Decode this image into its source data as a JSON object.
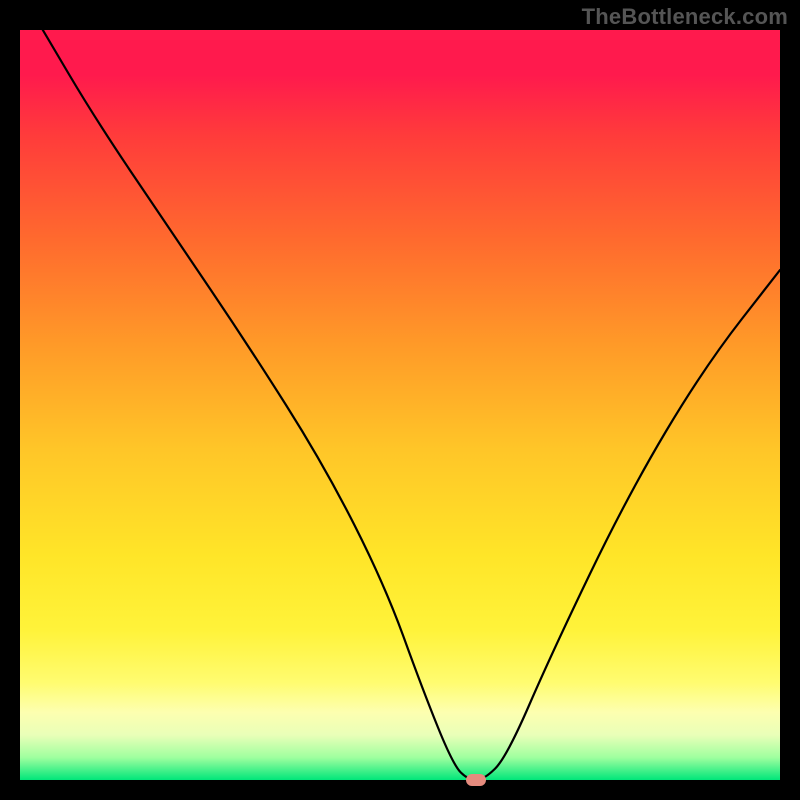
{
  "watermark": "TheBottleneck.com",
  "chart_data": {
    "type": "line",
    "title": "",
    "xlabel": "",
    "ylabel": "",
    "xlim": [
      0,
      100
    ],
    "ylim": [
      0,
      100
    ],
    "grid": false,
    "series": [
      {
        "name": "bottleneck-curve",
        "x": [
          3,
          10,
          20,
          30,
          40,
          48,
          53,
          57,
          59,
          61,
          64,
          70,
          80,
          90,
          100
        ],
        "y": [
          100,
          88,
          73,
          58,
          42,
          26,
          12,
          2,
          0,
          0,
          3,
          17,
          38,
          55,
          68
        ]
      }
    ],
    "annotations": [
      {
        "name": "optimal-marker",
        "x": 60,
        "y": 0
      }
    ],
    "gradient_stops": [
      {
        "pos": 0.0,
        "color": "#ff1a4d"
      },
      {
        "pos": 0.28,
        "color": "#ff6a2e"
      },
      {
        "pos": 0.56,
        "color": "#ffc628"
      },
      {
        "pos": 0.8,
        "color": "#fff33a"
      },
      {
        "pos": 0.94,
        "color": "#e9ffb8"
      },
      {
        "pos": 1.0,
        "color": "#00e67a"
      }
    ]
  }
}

══════════

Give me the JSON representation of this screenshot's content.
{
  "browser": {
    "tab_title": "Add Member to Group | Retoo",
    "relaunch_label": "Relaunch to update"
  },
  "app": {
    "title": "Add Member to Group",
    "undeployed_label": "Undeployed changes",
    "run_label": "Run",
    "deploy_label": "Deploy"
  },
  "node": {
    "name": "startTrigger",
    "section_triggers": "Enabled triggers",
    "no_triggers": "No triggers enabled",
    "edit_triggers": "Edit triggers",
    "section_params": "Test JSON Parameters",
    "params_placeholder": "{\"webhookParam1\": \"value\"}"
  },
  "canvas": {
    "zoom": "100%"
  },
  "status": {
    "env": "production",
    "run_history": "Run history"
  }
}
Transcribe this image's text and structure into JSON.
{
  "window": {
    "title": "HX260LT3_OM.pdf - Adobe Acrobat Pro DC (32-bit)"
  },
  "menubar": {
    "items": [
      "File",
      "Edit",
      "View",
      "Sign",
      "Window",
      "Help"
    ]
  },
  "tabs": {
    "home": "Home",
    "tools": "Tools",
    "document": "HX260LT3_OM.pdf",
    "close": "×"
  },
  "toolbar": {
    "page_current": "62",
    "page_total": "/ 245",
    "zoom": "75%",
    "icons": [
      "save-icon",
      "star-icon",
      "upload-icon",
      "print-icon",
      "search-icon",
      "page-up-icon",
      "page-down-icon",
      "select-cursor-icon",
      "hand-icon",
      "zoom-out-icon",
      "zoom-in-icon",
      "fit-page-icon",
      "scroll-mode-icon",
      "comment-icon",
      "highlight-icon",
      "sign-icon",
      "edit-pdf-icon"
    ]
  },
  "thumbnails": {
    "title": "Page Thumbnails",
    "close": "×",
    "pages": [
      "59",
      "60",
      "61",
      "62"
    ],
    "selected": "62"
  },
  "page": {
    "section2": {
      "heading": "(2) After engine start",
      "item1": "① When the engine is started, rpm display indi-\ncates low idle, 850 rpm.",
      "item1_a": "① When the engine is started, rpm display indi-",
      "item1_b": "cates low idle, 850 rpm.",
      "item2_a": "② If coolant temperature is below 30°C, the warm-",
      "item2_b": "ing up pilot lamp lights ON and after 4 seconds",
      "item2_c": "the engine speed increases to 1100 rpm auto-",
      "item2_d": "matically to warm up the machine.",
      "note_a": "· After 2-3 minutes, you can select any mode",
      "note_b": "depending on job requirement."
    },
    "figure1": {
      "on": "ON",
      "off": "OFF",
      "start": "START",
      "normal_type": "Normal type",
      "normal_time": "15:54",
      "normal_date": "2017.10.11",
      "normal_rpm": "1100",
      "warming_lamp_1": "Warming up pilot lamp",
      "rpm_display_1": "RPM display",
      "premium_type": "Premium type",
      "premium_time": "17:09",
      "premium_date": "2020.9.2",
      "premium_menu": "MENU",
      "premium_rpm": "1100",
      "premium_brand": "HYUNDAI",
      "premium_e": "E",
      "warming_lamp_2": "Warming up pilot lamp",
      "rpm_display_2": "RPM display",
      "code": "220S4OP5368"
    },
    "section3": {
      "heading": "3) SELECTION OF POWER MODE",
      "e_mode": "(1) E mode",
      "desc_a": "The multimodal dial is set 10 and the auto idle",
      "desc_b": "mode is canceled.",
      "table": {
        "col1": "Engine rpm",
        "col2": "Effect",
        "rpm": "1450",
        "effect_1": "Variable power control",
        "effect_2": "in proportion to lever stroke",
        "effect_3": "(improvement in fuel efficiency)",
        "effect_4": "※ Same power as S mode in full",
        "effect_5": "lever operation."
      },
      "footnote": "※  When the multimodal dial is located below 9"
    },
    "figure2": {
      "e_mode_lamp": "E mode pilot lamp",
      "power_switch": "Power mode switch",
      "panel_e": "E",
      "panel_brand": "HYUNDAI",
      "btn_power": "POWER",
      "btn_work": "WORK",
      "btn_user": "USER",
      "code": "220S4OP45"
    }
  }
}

══════════

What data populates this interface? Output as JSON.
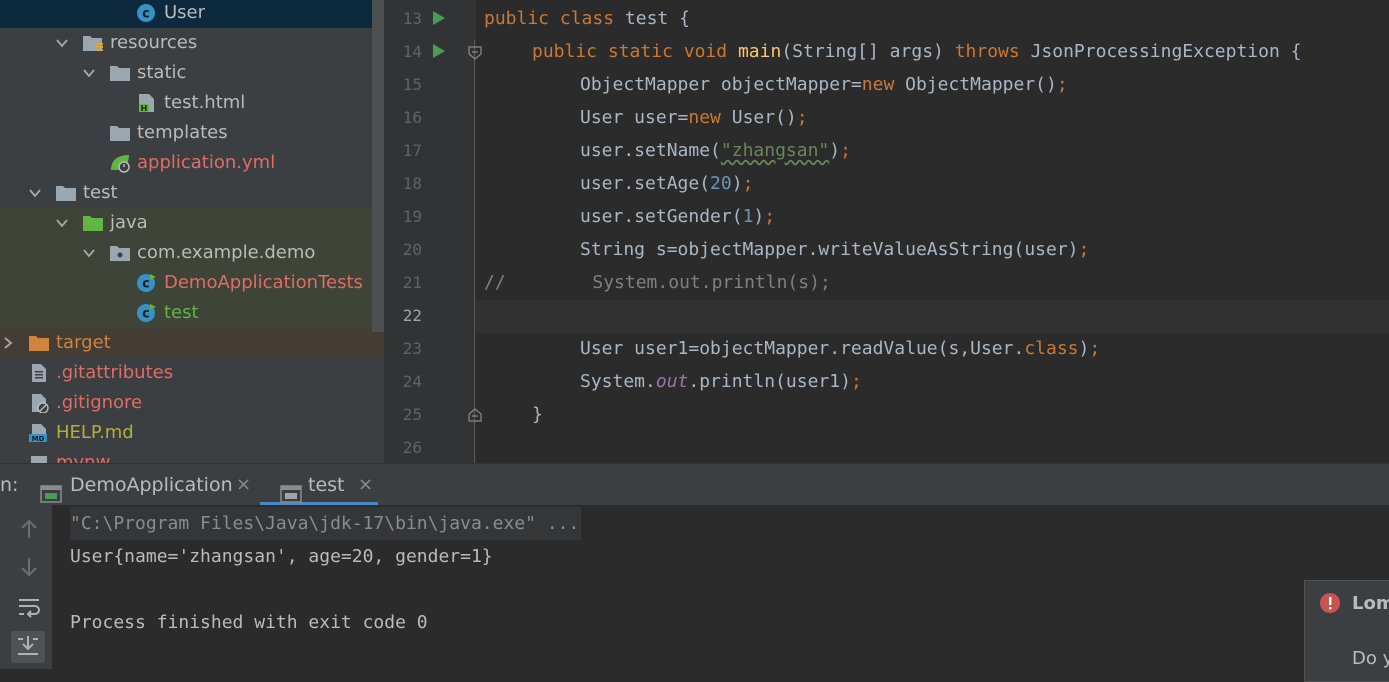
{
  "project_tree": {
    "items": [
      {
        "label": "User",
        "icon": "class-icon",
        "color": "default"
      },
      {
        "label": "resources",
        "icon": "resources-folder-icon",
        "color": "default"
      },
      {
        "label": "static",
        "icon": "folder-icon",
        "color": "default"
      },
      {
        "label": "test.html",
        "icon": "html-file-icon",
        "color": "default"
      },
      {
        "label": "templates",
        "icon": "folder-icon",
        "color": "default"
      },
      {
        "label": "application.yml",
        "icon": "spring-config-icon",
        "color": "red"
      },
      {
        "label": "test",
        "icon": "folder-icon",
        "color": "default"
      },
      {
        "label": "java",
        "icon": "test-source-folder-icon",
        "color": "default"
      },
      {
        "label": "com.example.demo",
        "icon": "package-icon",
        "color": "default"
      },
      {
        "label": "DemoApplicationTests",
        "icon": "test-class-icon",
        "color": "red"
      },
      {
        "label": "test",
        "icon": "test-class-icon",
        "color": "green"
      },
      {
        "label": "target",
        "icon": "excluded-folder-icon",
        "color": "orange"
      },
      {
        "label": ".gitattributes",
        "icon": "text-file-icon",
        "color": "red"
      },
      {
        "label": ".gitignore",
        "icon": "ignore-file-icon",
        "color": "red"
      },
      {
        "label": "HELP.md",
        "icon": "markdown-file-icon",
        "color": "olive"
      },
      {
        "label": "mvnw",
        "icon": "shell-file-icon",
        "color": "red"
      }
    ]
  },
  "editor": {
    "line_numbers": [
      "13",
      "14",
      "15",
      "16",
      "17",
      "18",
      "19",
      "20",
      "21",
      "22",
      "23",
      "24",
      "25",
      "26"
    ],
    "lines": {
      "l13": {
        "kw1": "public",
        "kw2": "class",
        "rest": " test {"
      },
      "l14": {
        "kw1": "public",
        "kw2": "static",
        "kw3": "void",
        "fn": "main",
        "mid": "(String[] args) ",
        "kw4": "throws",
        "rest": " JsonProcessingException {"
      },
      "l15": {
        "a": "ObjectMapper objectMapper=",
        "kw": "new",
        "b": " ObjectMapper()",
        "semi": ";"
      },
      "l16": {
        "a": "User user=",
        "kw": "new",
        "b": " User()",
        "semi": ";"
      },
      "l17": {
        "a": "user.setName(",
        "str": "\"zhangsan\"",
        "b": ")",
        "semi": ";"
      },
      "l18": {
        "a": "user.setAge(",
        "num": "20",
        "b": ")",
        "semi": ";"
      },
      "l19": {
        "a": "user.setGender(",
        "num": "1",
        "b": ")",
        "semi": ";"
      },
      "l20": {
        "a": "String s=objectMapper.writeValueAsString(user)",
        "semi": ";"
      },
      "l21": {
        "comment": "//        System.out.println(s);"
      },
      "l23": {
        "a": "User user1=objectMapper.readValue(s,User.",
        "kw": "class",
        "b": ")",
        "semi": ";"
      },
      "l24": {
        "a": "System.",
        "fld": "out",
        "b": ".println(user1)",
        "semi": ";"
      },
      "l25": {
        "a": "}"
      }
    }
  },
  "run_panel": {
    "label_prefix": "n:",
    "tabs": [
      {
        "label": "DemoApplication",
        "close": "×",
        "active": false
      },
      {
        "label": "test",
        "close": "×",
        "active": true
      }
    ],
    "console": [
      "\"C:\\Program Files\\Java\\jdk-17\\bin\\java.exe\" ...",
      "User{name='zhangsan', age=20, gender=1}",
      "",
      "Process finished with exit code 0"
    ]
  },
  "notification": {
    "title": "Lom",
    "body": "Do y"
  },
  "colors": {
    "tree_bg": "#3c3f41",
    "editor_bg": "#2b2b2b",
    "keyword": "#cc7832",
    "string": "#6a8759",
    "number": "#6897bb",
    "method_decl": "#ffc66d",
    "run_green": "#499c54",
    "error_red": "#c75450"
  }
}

══════════

EXERCISE REQUIREMENTS:
For this exercise, gather every line of the data that contains the word "multimodal".

REPLY:
      "desc_a": "The multimodal dial is set 10 and the auto idle",
      "footnote": "※  When the multimodal dial is located below 9"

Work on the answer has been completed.